start DOCUMENT SEGMENT

ASC Topic 810 (previously SFAS No. 160, Noncontrolling Interests in Consolidated Financial Statements, An Amendment of ARB No. 51) requires all entities to report noncontrolling interests in subsidiaries as a separate component of equity in the consolidated financial statements. A single method of accounting has been established for changes in a parent’s ownership interest in a subsidiary that do not result in deconsolidation. Companies no longer recognize a gain or loss on partial disposals of a subsidiary where control is retained. In addition, in partial acquisitions where control is obtained, the acquiring company will recognize and measure at fair value 100 percent of the assets and liabilities, including goodwill, as if the entire target company had been acquired. The company adopted this guidance as of January 1, 2009. The adoption of this guidance did not have a material impact on the Company’s financial position, results of operations, or cash flows.

 

3.                      RELATED PARTY TRANSACTIONS

 

The Company reimbursed LFSRI II for certain professional fees, which it paid on the Company’s behalf, and for travel and out of pocket costs incurred by the general partner of LFSRI II directly related to the activities of the Company. These costs totaled approximately $149,000 and $281,000 for the years ended December 31, 2010 and 2009, respectively. These expenses are included in general and administrative expenses in the accompanying consolidated statements of operations. Additionally, the Company reimbursed LFSRI II $82,000 and $511,000, for the years ended December 31, 2010, and 2009, respectively, for certain professional fees related to development activities which have been capitalized and included in property and equipment.

 

During 2010, the Company paid $5.8 million in transaction expenses related to the Ventas transaction (refer to footnote 15) on behalf of LFSRI II and affiliates. The balance is included in Advances to Affiliates and is classified as a reduction of equity in the accompanying balance sheets.

end DOCUMENT SEGMENT
start INPUT RECORDS

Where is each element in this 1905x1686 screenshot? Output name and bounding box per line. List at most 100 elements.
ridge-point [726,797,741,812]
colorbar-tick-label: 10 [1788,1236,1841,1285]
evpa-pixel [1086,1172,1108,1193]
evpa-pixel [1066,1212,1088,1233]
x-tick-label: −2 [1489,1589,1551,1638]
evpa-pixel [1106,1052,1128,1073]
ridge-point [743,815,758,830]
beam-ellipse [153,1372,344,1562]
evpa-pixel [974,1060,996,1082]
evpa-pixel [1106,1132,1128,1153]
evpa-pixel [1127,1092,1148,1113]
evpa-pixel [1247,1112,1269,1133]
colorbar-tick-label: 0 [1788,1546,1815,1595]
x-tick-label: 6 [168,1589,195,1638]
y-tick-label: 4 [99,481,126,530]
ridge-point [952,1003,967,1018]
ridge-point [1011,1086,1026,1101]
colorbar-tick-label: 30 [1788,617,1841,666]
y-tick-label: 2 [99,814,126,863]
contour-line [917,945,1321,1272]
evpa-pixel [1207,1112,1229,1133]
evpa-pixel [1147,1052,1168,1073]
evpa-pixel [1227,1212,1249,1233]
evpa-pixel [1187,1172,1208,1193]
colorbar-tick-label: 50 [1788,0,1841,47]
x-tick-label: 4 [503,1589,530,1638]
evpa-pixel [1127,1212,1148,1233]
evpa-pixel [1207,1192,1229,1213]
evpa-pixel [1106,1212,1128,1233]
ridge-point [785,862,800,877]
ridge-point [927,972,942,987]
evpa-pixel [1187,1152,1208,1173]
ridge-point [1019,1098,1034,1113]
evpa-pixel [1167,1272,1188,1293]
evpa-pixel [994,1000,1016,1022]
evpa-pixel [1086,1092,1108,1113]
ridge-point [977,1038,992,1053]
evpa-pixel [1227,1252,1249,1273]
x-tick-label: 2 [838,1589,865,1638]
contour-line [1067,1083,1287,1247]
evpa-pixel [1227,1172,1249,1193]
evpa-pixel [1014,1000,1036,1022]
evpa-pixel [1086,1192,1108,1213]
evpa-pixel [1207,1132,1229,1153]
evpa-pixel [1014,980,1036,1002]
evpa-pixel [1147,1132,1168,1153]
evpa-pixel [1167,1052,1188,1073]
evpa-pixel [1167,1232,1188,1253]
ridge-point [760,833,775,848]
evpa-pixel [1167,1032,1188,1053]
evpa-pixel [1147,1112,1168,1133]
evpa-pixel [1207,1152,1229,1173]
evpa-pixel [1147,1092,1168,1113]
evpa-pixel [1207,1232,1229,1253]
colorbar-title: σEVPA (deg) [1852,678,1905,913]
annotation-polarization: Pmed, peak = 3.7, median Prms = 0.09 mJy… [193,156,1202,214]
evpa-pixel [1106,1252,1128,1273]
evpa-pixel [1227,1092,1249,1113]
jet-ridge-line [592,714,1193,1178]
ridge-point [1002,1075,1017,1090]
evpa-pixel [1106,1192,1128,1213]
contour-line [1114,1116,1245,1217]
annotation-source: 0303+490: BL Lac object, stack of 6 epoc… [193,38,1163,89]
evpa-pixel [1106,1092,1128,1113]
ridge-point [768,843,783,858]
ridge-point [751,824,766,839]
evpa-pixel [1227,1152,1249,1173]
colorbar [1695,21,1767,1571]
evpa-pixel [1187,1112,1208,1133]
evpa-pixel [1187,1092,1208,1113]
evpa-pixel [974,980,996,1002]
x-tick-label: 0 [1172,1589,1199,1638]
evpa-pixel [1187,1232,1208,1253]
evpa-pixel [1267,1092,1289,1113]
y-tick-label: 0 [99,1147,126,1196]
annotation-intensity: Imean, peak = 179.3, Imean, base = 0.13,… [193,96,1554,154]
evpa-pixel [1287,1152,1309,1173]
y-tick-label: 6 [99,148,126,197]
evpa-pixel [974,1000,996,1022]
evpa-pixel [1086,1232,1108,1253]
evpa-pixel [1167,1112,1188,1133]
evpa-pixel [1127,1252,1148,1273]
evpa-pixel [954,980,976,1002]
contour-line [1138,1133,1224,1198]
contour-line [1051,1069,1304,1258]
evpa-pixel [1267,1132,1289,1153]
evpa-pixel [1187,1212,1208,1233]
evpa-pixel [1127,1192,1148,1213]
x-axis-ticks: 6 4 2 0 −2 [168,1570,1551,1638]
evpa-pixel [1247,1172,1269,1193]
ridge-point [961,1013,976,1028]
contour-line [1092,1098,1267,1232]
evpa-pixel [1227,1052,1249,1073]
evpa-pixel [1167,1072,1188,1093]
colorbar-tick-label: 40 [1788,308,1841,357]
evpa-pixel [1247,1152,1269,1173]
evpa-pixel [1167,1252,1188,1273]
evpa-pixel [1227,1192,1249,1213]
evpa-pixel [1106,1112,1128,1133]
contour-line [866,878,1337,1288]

end INPUT RECORDS

■ PARTS OF THE EXERCISE:
#1 Summarize the financial statement excerpt in two sentences.
#2 Extract the lines of the listing from its first line up to and including the line with "x-tick-label: 4 [503,1589,530,1638]". Reproduce them without any changes.
The listing and the financial statement excerpt come from unrelated sources.

■ SOLUTIONS TO EACH TASK:
#1 ASC Topic 810 requires noncontrolling interests in subsidiaries to be reported as a separate component of equity, and the Company adopted this guidance as of January 1, 2009, without a material impact on its financial position, results of operations, or cash flows. In related party transactions, the Company reimbursed LFSRI II for professional fees and other costs (about $149,000 in 2010 and $281,000 in 2009 in expenses, plus $82,000 and $511,000 capitalized), and during 2010 it paid $5.8 million in Ventas transaction expenses on behalf of LFSRI II and affiliates.

#2
Where is each element in this 1905x1686 screenshot? Output name and bounding box per line. List at most 100 elements.
ridge-point [726,797,741,812]
colorbar-tick-label: 10 [1788,1236,1841,1285]
evpa-pixel [1086,1172,1108,1193]
evpa-pixel [1066,1212,1088,1233]
x-tick-label: −2 [1489,1589,1551,1638]
evpa-pixel [1106,1052,1128,1073]
ridge-point [743,815,758,830]
beam-ellipse [153,1372,344,1562]
evpa-pixel [974,1060,996,1082]
evpa-pixel [1106,1132,1128,1153]
evpa-pixel [1127,1092,1148,1113]
evpa-pixel [1247,1112,1269,1133]
colorbar-tick-label: 0 [1788,1546,1815,1595]
x-tick-label: 6 [168,1589,195,1638]
y-tick-label: 4 [99,481,126,530]
ridge-point [952,1003,967,1018]
ridge-point [1011,1086,1026,1101]
colorbar-tick-label: 30 [1788,617,1841,666]
y-tick-label: 2 [99,814,126,863]
contour-line [917,945,1321,1272]
evpa-pixel [1207,1112,1229,1133]
evpa-pixel [1147,1052,1168,1073]
evpa-pixel [1227,1212,1249,1233]
evpa-pixel [1187,1172,1208,1193]
colorbar-tick-label: 50 [1788,0,1841,47]
x-tick-label: 4 [503,1589,530,1638]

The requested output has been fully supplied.